BEGIN Excerpted records
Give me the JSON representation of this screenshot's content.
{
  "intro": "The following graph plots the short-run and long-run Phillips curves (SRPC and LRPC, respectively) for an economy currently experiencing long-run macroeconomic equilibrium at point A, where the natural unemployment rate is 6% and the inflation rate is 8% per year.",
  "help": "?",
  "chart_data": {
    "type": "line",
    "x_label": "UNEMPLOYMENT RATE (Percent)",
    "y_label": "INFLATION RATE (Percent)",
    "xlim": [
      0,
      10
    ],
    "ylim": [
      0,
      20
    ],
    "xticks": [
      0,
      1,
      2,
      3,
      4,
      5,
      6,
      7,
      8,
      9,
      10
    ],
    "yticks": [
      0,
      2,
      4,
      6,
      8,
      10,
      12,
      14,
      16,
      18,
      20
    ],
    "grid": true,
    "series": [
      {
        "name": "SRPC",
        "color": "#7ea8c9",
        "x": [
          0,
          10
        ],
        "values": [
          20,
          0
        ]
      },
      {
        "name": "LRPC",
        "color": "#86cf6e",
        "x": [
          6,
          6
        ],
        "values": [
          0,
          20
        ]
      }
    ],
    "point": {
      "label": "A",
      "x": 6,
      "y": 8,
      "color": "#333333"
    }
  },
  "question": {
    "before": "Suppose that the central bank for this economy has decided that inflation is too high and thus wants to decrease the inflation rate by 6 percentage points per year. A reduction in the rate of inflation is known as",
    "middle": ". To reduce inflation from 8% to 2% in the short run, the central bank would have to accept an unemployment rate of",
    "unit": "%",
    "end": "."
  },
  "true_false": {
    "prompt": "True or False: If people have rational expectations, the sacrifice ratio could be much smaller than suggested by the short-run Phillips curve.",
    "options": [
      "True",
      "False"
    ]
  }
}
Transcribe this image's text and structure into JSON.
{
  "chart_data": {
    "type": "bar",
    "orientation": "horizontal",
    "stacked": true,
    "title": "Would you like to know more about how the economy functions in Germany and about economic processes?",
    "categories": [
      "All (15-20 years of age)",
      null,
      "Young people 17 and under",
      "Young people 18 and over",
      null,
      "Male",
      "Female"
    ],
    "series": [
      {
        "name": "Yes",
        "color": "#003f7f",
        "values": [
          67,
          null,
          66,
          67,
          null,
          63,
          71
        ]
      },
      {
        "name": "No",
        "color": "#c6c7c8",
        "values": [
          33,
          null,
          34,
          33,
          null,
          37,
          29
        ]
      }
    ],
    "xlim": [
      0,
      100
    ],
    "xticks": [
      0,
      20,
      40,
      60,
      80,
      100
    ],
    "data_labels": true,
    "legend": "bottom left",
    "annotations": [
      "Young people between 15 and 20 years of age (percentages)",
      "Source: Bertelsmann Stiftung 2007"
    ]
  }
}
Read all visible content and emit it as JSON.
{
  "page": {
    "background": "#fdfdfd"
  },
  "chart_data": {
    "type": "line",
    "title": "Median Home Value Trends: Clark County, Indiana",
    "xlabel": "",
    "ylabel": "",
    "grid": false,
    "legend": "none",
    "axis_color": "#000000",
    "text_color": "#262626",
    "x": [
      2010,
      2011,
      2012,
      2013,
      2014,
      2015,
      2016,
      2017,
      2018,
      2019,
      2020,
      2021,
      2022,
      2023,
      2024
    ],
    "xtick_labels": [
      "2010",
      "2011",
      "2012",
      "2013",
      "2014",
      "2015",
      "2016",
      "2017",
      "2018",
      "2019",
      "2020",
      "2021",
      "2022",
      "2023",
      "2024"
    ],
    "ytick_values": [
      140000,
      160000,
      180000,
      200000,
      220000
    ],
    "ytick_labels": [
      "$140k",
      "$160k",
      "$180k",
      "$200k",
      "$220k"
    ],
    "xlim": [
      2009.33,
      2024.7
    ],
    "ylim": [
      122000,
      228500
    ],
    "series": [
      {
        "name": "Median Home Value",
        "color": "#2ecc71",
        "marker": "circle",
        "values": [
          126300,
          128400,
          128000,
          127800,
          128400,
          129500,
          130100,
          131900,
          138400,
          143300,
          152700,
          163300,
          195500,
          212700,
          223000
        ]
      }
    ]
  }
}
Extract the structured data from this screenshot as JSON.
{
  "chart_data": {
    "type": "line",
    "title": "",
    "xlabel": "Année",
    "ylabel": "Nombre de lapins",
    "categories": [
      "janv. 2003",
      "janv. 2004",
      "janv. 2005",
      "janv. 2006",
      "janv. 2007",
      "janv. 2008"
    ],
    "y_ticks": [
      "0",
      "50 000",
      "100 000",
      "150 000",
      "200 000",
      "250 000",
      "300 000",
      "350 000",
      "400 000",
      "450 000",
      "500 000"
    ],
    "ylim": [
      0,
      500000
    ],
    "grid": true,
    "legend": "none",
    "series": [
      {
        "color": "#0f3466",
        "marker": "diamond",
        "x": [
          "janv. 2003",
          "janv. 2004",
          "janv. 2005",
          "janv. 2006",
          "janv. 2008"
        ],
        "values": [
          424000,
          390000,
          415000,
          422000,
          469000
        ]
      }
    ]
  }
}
END Excerpted records
Pull out each line of the entries that contains "from".

    "middle": ". To reduce inflation from 8% to 2% in the short run, the central bank would have to accept an unemployment rate of",
Extract the structured data from this screenshot as JSON.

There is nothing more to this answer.